┌─ DATASET EXCERPTS

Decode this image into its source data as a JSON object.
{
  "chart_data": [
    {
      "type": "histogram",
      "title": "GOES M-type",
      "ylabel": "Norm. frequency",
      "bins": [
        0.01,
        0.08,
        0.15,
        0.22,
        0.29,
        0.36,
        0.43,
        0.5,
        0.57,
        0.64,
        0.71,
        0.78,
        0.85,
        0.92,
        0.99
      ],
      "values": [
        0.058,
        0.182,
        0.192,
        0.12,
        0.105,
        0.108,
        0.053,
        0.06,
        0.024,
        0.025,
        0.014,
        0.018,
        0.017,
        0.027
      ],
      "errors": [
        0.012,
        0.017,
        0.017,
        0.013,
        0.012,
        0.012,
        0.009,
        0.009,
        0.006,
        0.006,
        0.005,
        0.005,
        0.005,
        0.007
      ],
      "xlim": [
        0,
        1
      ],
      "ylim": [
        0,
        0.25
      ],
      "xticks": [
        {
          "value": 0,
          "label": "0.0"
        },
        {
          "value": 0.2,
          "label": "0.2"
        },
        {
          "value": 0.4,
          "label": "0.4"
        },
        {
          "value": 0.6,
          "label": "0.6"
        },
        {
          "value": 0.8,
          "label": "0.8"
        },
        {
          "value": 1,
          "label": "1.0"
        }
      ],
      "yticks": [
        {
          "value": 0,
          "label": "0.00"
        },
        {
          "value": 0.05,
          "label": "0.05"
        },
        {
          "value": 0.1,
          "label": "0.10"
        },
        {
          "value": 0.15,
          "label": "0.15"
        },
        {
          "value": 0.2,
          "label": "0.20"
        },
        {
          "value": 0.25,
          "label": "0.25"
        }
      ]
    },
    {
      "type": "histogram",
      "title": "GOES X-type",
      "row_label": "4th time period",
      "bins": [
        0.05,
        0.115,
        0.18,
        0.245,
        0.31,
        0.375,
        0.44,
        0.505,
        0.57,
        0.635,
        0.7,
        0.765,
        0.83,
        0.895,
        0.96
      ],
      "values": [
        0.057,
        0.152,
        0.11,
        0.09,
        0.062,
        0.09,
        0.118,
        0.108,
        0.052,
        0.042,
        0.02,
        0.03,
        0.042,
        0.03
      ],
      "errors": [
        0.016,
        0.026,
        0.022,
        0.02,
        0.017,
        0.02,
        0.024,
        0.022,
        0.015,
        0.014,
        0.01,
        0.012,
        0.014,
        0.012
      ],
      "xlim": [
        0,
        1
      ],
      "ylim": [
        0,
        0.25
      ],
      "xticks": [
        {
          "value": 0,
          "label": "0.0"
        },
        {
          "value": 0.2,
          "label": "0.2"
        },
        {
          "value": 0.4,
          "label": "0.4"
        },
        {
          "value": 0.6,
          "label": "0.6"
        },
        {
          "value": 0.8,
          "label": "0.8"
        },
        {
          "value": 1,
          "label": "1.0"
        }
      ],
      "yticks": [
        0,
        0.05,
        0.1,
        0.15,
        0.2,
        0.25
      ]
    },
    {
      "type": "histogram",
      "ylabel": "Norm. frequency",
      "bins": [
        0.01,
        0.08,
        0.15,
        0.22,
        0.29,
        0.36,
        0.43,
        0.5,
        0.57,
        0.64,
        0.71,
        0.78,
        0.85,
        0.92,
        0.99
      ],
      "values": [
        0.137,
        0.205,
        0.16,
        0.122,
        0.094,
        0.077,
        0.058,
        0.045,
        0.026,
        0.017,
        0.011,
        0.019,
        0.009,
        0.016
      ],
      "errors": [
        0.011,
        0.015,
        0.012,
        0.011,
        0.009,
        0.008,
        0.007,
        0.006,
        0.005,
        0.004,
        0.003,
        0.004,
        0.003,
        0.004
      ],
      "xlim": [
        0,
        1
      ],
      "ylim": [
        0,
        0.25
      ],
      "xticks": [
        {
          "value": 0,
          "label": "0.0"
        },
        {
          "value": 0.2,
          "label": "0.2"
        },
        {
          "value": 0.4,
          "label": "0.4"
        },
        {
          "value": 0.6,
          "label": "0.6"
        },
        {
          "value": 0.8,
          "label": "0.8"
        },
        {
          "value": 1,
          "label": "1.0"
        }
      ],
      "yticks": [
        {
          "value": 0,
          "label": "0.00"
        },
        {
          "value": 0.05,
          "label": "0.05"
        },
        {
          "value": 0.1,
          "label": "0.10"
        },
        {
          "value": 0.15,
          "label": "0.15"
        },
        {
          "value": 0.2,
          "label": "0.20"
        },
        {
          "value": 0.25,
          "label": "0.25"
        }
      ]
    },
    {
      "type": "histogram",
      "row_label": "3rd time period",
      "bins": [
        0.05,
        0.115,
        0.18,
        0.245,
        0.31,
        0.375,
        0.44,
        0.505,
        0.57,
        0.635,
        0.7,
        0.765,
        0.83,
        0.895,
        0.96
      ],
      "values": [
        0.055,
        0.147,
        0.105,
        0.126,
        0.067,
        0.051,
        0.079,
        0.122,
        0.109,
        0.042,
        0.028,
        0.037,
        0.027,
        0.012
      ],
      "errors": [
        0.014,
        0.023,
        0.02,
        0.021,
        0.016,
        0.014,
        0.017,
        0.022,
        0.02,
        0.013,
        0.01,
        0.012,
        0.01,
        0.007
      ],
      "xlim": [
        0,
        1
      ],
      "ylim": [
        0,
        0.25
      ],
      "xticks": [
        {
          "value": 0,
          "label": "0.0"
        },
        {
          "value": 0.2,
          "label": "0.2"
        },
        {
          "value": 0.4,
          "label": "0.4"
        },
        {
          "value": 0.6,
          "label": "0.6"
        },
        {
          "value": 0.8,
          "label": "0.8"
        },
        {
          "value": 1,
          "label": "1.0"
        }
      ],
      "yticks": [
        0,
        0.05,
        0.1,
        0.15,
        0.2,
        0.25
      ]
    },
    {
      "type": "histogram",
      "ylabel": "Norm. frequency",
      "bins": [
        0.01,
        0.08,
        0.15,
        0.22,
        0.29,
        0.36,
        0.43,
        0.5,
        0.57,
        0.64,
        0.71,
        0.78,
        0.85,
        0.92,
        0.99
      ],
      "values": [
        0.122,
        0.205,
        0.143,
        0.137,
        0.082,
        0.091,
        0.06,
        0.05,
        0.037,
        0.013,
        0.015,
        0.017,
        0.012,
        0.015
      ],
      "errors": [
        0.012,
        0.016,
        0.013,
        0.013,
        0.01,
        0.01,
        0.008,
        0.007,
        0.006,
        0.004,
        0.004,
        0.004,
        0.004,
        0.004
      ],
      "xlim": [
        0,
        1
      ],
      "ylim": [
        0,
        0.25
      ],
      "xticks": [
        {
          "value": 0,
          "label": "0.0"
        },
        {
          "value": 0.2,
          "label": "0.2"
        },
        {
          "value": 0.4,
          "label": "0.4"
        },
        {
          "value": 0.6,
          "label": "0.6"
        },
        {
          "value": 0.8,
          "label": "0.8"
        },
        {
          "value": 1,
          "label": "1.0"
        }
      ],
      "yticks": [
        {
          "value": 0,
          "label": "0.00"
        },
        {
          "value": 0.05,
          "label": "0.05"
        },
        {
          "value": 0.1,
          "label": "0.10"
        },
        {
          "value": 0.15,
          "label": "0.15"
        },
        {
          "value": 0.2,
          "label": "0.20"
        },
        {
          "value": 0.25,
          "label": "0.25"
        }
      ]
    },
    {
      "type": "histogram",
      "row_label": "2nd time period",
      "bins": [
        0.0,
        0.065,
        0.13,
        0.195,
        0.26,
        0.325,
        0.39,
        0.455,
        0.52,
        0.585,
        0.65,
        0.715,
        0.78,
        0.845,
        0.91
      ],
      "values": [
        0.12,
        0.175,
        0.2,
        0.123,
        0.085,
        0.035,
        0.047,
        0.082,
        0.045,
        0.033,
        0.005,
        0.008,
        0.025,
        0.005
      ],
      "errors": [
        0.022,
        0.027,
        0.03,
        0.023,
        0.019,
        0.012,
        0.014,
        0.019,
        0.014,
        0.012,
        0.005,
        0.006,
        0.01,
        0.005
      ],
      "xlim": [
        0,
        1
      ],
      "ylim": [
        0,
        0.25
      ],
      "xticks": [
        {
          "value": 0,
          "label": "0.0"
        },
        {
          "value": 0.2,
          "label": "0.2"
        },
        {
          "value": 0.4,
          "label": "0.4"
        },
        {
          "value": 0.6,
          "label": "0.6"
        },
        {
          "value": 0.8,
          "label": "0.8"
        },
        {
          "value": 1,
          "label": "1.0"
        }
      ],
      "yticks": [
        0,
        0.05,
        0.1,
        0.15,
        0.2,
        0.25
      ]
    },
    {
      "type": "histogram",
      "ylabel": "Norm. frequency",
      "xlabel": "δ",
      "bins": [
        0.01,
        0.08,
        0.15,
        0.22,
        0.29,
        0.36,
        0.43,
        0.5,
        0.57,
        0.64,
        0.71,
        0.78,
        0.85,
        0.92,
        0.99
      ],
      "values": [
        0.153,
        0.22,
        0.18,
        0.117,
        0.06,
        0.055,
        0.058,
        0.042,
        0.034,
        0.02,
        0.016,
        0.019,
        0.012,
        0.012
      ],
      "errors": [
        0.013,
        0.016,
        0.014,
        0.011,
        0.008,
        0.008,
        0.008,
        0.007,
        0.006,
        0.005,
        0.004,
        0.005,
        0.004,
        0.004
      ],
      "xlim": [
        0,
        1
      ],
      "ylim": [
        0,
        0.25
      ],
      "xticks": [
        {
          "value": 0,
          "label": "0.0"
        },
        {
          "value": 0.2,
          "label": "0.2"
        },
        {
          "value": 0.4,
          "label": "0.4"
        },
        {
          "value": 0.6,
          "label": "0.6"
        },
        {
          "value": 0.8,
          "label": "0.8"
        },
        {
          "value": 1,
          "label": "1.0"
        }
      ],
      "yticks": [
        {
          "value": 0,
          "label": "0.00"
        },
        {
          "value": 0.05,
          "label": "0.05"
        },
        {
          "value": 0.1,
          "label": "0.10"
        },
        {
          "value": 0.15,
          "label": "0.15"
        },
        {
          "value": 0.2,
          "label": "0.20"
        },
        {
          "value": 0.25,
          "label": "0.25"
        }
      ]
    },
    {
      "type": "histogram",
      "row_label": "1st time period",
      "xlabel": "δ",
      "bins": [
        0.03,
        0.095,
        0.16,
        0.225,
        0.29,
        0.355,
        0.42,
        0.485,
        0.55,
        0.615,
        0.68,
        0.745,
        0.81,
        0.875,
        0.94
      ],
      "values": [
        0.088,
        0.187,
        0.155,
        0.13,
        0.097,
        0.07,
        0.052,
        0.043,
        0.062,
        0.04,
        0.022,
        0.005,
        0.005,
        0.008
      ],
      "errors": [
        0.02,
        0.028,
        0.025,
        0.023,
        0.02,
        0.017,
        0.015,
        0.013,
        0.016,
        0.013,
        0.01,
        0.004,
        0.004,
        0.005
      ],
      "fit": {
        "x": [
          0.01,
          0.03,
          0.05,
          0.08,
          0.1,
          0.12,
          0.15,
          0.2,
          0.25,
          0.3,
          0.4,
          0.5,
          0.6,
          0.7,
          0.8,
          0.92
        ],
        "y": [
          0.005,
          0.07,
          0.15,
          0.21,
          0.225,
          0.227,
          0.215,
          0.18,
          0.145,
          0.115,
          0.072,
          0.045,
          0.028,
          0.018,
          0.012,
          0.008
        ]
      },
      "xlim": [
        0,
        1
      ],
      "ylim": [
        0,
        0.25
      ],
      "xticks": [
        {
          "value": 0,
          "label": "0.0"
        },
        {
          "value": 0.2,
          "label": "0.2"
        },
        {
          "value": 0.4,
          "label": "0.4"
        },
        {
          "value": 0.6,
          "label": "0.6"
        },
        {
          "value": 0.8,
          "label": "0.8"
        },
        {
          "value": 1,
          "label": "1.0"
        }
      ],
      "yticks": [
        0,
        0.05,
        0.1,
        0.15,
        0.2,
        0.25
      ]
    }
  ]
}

└─
┌─ DATASET EXCERPTS

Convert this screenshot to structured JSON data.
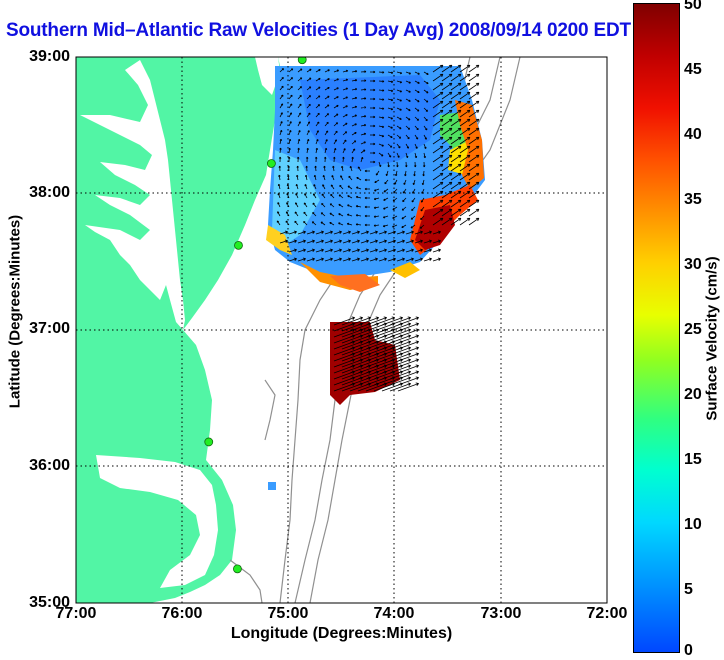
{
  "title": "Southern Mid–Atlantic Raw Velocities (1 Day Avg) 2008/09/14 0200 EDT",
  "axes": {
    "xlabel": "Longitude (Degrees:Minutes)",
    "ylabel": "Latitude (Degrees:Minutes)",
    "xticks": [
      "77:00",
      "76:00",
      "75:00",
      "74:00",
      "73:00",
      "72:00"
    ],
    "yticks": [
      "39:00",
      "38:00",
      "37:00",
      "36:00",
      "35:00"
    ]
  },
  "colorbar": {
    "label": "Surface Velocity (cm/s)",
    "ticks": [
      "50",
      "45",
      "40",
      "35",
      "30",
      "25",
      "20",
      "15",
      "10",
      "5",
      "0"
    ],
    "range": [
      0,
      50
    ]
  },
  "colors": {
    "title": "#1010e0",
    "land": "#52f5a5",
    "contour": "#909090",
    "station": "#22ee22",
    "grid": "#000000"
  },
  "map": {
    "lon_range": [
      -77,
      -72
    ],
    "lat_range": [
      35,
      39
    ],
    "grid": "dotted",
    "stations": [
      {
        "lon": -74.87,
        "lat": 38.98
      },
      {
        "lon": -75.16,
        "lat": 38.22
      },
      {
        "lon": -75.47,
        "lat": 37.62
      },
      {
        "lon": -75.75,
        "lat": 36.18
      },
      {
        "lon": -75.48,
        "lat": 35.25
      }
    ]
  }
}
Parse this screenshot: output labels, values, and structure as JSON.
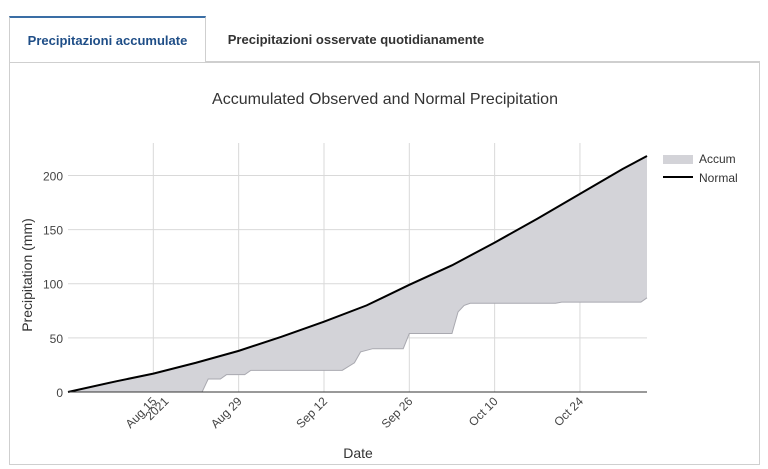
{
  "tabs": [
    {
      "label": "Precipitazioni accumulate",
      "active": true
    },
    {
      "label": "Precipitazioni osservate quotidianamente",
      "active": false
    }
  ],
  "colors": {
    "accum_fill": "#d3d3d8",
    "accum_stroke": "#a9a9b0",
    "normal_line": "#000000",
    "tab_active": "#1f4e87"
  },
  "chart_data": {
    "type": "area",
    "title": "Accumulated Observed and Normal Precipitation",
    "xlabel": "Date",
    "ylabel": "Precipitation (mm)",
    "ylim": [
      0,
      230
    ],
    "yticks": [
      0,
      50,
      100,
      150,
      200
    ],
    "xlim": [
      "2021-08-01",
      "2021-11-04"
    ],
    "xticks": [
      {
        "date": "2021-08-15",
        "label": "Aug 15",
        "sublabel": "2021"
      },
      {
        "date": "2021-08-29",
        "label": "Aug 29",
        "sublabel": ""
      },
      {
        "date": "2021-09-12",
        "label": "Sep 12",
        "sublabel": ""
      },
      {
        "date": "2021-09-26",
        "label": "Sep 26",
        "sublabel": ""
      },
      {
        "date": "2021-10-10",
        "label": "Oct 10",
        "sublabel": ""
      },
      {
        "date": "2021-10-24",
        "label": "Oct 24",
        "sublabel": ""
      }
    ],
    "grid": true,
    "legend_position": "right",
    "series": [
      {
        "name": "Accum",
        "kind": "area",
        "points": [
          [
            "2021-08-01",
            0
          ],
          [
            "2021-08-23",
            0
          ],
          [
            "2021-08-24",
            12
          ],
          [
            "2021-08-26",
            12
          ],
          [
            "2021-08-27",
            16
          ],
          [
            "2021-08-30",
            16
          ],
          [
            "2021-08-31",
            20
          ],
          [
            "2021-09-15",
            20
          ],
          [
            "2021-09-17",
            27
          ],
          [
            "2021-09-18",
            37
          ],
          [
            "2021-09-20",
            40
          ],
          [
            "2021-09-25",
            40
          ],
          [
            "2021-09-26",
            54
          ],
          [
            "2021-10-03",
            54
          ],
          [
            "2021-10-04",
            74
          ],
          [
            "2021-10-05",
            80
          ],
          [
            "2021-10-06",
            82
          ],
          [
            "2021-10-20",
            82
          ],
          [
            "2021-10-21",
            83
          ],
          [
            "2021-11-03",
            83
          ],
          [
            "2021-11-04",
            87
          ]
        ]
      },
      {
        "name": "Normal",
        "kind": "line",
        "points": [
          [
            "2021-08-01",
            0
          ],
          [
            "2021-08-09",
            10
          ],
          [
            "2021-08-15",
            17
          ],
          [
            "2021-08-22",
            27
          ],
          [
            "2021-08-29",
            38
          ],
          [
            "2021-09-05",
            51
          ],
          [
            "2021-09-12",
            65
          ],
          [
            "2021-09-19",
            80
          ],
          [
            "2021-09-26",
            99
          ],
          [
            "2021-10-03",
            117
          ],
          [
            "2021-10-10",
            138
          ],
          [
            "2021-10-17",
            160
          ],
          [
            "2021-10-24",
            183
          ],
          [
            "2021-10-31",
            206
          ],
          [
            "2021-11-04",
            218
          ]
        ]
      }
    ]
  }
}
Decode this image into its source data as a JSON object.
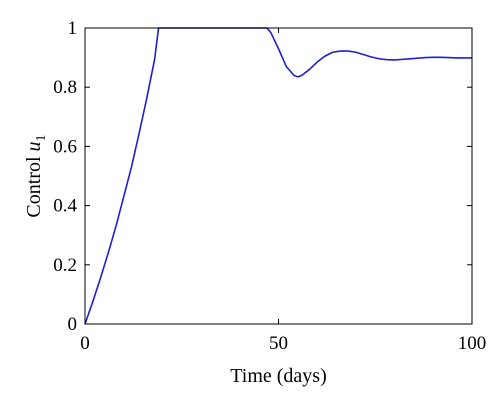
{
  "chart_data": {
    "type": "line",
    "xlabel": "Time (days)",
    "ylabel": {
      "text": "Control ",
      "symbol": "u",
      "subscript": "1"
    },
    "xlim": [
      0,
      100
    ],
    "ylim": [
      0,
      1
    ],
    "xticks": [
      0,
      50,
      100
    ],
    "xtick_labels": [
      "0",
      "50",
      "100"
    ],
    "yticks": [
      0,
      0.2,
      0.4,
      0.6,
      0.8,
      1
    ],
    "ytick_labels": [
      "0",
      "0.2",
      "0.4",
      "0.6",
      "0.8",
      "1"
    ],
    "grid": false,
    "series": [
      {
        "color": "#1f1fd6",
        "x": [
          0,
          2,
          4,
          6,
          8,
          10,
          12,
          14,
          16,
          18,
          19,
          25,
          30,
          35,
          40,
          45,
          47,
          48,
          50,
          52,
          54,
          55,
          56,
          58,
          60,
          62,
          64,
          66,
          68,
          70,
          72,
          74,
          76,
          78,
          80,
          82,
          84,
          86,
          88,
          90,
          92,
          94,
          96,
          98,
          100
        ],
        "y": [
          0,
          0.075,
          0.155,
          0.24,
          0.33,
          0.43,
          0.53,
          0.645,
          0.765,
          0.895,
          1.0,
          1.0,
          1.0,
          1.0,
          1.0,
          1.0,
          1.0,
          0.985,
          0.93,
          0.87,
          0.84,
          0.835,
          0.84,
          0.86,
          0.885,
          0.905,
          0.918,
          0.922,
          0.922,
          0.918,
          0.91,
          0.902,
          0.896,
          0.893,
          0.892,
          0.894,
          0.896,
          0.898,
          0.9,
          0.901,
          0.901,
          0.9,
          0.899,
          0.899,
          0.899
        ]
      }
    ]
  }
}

└─
┌─ DATASET EXCERPTS

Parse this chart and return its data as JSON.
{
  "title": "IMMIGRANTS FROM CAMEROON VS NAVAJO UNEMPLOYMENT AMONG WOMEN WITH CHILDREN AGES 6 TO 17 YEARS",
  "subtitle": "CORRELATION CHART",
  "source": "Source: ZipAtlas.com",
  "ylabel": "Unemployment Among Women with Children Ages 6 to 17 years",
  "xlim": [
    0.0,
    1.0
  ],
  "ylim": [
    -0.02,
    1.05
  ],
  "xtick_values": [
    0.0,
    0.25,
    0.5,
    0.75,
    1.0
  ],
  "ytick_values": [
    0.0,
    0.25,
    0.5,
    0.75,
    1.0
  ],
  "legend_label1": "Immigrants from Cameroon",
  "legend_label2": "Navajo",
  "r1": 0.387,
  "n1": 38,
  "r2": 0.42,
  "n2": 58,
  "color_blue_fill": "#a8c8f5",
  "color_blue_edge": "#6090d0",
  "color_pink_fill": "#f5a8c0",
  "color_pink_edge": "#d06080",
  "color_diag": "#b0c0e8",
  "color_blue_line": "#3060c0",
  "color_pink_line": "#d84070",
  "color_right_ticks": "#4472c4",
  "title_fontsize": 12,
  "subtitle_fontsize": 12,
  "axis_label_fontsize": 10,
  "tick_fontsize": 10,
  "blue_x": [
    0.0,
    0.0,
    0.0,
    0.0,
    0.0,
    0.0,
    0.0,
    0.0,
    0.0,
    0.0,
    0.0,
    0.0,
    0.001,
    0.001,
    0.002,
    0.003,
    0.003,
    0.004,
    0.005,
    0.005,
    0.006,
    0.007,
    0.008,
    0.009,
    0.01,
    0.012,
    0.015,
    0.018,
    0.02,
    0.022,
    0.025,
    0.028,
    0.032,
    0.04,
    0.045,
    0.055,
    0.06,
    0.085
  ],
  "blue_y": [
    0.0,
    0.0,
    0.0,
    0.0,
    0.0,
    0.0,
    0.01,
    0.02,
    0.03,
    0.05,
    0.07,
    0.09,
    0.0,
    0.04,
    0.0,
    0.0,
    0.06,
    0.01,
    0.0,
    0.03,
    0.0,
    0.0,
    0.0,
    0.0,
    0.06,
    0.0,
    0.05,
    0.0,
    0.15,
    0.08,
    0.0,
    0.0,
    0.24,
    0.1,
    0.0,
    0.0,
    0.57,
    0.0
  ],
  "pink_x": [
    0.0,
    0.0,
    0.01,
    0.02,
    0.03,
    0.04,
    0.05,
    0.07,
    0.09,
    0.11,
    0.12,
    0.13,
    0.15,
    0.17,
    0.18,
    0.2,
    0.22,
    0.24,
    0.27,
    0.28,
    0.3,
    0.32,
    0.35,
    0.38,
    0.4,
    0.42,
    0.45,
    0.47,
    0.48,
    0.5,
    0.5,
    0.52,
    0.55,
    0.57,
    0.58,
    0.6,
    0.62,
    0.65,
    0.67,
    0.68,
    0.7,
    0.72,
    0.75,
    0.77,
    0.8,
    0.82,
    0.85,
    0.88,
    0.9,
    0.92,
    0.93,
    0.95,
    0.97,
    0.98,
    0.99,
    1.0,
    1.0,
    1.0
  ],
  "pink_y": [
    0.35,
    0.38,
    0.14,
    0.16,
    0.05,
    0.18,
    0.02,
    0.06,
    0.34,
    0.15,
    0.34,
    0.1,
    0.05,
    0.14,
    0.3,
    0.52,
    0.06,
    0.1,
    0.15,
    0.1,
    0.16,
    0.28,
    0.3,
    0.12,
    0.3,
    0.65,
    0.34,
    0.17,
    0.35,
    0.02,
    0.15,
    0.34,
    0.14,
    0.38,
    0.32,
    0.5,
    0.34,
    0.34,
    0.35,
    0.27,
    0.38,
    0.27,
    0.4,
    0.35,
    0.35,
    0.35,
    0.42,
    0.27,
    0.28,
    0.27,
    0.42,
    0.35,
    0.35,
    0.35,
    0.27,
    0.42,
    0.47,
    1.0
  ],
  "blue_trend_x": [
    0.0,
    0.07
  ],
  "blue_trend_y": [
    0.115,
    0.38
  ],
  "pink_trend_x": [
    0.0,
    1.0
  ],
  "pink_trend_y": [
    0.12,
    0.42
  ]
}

└─

From the entries above, collect every line with the string "xlabel" in it.

      "xlabel": "δ",
      "xlabel": "δ",
    "xlabel": "Longitude (Degrees:Minutes)",
    "xlabel": "Date",
    "xlabel": "Time (days)",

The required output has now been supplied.